-- Start RAW RECORDS --
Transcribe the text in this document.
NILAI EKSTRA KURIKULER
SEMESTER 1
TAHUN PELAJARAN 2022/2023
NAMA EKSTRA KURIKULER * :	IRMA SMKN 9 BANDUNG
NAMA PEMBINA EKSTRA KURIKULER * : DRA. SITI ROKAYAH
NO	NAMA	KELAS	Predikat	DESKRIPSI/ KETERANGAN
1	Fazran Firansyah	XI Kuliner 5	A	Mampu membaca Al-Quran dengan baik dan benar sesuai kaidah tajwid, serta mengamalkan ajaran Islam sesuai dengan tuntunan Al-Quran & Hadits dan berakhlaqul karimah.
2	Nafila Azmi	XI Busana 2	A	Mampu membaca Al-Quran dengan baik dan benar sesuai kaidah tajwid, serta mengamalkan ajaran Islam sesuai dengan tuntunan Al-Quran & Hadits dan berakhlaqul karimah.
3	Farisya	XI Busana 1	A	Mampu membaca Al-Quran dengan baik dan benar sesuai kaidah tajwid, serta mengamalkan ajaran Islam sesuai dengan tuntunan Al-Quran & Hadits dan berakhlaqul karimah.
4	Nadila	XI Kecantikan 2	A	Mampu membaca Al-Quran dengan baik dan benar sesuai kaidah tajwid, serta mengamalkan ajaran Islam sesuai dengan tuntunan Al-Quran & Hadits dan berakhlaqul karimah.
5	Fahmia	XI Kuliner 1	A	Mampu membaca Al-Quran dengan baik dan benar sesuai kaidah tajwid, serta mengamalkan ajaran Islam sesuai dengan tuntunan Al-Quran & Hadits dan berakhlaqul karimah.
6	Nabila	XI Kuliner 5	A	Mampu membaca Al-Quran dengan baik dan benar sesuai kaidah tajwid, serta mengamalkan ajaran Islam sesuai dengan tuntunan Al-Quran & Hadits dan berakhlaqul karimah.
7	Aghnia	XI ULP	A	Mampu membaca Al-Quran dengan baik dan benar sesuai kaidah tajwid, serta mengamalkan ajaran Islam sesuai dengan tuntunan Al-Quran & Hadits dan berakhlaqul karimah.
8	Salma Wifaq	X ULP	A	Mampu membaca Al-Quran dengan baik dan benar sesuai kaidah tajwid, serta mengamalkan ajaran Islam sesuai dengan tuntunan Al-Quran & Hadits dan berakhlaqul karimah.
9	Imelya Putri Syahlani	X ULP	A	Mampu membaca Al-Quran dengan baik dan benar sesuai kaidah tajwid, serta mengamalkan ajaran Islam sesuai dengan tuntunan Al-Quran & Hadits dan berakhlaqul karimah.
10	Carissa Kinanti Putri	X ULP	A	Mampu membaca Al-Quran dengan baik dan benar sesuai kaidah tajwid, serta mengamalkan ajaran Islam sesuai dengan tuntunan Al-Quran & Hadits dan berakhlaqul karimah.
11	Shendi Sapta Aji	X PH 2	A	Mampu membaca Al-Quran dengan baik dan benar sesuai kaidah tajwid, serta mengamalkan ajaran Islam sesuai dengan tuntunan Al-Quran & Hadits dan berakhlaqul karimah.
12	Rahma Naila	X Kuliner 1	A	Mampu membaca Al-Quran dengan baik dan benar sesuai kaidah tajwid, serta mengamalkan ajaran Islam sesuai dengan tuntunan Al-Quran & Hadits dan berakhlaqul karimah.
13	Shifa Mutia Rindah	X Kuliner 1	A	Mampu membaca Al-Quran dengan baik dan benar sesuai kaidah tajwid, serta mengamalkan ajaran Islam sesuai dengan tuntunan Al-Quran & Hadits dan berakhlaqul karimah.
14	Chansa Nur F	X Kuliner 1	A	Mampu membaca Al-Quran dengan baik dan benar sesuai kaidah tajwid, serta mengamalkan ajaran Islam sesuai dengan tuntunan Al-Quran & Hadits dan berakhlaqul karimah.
-- End RAW RECORDS --
GOAL:
Exactly reproduce every line found in the records.

RIGHT ANSWER:
Transcribe the text in this document.
NILAI EKSTRA KURIKULER
SEMESTER 1
TAHUN PELAJARAN 2022/2023
NAMA EKSTRA KURIKULER * :	IRMA SMKN 9 BANDUNG
NAMA PEMBINA EKSTRA KURIKULER * : DRA. SITI ROKAYAH
NO	NAMA	KELAS	Predikat	DESKRIPSI/ KETERANGAN
1	Fazran Firansyah	XI Kuliner 5	A	Mampu membaca Al-Quran dengan baik dan benar sesuai kaidah tajwid, serta mengamalkan ajaran Islam sesuai dengan tuntunan Al-Quran & Hadits dan berakhlaqul karimah.
2	Nafila Azmi	XI Busana 2	A	Mampu membaca Al-Quran dengan baik dan benar sesuai kaidah tajwid, serta mengamalkan ajaran Islam sesuai dengan tuntunan Al-Quran & Hadits dan berakhlaqul karimah.
3	Farisya	XI Busana 1	A	Mampu membaca Al-Quran dengan baik dan benar sesuai kaidah tajwid, serta mengamalkan ajaran Islam sesuai dengan tuntunan Al-Quran & Hadits dan berakhlaqul karimah.
4	Nadila	XI Kecantikan 2	A	Mampu membaca Al-Quran dengan baik dan benar sesuai kaidah tajwid, serta mengamalkan ajaran Islam sesuai dengan tuntunan Al-Quran & Hadits dan berakhlaqul karimah.
5	Fahmia	XI Kuliner 1	A	Mampu membaca Al-Quran dengan baik dan benar sesuai kaidah tajwid, serta mengamalkan ajaran Islam sesuai dengan tuntunan Al-Quran & Hadits dan berakhlaqul karimah.
6	Nabila	XI Kuliner 5	A	Mampu membaca Al-Quran dengan baik dan benar sesuai kaidah tajwid, serta mengamalkan ajaran Islam sesuai dengan tuntunan Al-Quran & Hadits dan berakhlaqul karimah.
7	Aghnia	XI ULP	A	Mampu membaca Al-Quran dengan baik dan benar sesuai kaidah tajwid, serta mengamalkan ajaran Islam sesuai dengan tuntunan Al-Quran & Hadits dan berakhlaqul karimah.
8	Salma Wifaq	X ULP	A	Mampu membaca Al-Quran dengan baik dan benar sesuai kaidah tajwid, serta mengamalkan ajaran Islam sesuai dengan tuntunan Al-Quran & Hadits dan berakhlaqul karimah.
9	Imelya Putri Syahlani	X ULP	A	Mampu membaca Al-Quran dengan baik dan benar sesuai kaidah tajwid, serta mengamalkan ajaran Islam sesuai dengan tuntunan Al-Quran & Hadits dan berakhlaqul karimah.
10	Carissa Kinanti Putri	X ULP	A	Mampu membaca Al-Quran dengan baik dan benar sesuai kaidah tajwid, serta mengamalkan ajaran Islam sesuai dengan tuntunan Al-Quran & Hadits dan berakhlaqul karimah.
11	Shendi Sapta Aji	X PH 2	A	Mampu membaca Al-Quran dengan baik dan benar sesuai kaidah tajwid, serta mengamalkan ajaran Islam sesuai dengan tuntunan Al-Quran & Hadits dan berakhlaqul karimah.
12	Rahma Naila	X Kuliner 1	A	Mampu membaca Al-Quran dengan baik dan benar sesuai kaidah tajwid, serta mengamalkan ajaran Islam sesuai dengan tuntunan Al-Quran & Hadits dan berakhlaqul karimah.
13	Shifa Mutia Rindah	X Kuliner 1	A	Mampu membaca Al-Quran dengan baik dan benar sesuai kaidah tajwid, serta mengamalkan ajaran Islam sesuai dengan tuntunan Al-Quran & Hadits dan berakhlaqul karimah.
14	Chansa Nur F	X Kuliner 1	A	Mampu membaca Al-Quran dengan baik dan benar sesuai kaidah tajwid, serta mengamalkan ajaran Islam sesuai dengan tuntunan Al-Quran & Hadits dan berakhlaqul karimah.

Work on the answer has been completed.